### [WHAT TO DO]
Pick out each line below containing "tomcat".

════

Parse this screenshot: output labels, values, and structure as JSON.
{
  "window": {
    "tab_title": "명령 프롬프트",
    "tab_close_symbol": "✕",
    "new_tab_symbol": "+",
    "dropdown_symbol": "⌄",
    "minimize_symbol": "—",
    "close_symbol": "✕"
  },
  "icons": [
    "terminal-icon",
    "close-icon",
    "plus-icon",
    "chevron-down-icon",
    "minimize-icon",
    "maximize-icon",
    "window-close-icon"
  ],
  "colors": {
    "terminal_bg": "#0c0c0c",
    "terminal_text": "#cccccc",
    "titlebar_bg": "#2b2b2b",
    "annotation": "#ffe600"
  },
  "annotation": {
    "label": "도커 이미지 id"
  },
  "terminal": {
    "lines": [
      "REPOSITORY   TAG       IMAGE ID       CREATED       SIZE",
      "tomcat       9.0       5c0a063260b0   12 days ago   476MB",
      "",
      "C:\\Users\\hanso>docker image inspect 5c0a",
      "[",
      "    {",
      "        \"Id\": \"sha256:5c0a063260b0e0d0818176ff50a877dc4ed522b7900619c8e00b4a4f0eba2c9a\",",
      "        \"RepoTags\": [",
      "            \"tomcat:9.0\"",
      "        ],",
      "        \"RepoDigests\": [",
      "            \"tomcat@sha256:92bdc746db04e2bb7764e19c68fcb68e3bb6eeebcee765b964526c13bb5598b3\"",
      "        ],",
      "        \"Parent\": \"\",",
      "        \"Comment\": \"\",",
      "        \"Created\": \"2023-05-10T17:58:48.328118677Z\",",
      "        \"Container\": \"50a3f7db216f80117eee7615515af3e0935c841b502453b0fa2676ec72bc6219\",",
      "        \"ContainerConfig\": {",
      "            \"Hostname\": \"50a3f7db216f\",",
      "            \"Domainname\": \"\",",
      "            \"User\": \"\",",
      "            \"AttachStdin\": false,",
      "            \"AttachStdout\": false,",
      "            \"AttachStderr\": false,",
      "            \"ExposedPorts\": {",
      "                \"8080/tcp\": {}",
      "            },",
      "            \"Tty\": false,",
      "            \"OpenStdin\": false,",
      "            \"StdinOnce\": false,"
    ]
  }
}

════

### [FULL OUTPUT]
      "tomcat       9.0       5c0a063260b0   12 days ago   476MB",
      "            \"tomcat:9.0\"",
      "            \"tomcat@sha256:92bdc746db04e2bb7764e19c68fcb68e3bb6eeebcee765b964526c13bb5598b3\"",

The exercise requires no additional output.